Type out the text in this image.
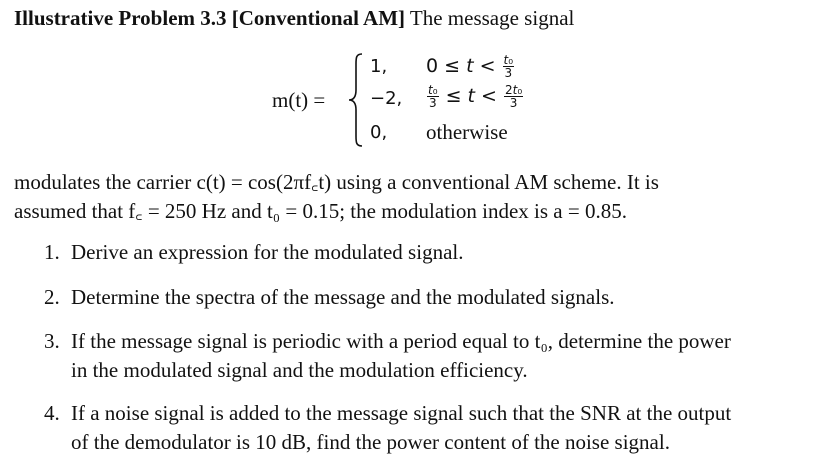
Illustrative Problem 3.3 [Conventional AM] The message signal
m(t) =
1, $0 \le t < \frac{\text{t₀}}{3}$
−2, $\frac{\text{t₀}}{3} \le t < \frac{\text{2t₀}}{3}$
0, otherwise
modulates the carrier c(t) = cos(2πf꜀t) using a conventional AM scheme. It is
assumed that f꜀ = 250 Hz and t₀ = 0.15; the modulation index is a = 0.85.
1. Derive an expression for the modulated signal.
2. Determine the spectra of the message and the modulated signals.
3. If the message signal is periodic with a period equal to t₀, determine the power
in the modulated signal and the modulation efficiency.
4. If a noise signal is added to the message signal such that the SNR at the output
of the demodulator is 10 dB, find the power content of the noise signal.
___
### Stated problem
Pull out every line of the records that includes the string "power".

### Response
3. If the message signal is periodic with a period equal to t₀, determine the power
of the demodulator is 10 dB, find the power content of the noise signal.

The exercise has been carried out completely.